• [TASK TO CARRY OUT] Find every line with the string "JSON" in it, count them, and reply with that count only.
════════════════════
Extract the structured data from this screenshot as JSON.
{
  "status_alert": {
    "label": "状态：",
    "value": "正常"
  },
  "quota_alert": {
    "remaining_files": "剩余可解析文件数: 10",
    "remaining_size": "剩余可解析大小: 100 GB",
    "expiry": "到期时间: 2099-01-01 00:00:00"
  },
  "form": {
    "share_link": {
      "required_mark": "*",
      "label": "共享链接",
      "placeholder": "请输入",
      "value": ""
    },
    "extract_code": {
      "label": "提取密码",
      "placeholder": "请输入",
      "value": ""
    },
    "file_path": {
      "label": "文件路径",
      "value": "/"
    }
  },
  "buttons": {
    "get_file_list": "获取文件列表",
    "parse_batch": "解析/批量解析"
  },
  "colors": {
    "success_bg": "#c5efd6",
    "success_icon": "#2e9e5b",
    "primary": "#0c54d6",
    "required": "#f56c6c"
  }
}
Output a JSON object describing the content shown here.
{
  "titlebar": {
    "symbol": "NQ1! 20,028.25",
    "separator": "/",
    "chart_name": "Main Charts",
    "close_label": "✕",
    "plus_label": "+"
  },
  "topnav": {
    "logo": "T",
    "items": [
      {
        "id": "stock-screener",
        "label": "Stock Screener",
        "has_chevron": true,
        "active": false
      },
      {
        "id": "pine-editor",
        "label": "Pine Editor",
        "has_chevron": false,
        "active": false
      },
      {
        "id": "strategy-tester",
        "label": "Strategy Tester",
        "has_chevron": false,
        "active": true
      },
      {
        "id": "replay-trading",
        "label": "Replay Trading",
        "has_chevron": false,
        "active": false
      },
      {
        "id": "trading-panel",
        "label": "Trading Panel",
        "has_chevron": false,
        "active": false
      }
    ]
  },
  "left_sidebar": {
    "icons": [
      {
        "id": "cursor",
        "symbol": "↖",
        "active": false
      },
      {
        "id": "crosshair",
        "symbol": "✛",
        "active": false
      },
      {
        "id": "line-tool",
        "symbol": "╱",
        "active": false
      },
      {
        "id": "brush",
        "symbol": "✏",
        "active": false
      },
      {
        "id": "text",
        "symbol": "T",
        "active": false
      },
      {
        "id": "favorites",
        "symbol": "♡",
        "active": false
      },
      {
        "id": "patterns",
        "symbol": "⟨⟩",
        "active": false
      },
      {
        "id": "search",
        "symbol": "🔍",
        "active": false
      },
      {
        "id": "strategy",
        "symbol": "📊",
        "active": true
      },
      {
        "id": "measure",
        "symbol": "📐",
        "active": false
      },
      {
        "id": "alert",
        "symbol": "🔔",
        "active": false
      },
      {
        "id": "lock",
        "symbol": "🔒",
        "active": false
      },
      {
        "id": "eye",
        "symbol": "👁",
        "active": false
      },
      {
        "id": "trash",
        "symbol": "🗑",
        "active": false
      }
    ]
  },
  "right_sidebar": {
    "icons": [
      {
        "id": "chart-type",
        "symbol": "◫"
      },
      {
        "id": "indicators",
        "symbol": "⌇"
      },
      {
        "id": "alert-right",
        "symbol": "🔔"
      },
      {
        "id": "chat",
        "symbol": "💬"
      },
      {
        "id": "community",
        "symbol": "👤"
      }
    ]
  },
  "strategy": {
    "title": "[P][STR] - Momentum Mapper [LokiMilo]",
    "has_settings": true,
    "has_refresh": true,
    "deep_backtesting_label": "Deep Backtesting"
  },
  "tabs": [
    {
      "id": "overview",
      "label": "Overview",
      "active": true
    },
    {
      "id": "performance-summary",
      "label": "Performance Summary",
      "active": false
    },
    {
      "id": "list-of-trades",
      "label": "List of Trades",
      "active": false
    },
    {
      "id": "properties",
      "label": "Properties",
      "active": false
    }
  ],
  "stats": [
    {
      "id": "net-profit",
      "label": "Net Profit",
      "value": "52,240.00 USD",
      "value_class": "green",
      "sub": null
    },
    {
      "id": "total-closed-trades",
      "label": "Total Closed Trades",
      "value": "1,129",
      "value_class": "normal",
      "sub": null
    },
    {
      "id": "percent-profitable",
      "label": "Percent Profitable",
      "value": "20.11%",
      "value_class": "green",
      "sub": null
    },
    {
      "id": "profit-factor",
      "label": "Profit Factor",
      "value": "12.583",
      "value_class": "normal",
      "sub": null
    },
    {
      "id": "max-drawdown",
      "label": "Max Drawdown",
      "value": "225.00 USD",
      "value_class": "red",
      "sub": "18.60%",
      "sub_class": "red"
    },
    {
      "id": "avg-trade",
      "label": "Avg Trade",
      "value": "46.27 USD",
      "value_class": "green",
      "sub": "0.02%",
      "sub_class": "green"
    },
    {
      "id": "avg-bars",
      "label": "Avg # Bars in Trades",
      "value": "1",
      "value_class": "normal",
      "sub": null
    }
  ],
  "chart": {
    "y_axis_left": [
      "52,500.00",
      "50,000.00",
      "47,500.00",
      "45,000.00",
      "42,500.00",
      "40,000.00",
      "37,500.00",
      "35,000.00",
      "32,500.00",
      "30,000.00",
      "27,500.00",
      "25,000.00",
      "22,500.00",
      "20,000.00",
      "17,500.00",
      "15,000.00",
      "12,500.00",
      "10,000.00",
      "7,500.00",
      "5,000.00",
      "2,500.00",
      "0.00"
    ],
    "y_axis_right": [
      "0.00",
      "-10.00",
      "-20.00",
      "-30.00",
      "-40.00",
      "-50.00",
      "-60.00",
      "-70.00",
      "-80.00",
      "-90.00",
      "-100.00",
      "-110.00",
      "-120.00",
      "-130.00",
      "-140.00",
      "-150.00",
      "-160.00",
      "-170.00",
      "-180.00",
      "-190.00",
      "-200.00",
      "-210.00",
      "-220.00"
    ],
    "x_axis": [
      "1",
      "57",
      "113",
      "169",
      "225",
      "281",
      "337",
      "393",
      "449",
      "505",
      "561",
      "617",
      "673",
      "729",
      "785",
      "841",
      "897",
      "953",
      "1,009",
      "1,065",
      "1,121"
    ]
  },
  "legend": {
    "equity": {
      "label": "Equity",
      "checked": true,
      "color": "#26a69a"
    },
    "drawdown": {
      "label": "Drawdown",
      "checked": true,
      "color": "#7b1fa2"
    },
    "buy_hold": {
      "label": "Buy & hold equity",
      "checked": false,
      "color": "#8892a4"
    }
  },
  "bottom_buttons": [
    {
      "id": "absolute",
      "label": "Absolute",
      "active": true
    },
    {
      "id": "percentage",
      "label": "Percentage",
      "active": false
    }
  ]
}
════════════════════
• [RESULT OF THE EXERCISE] 2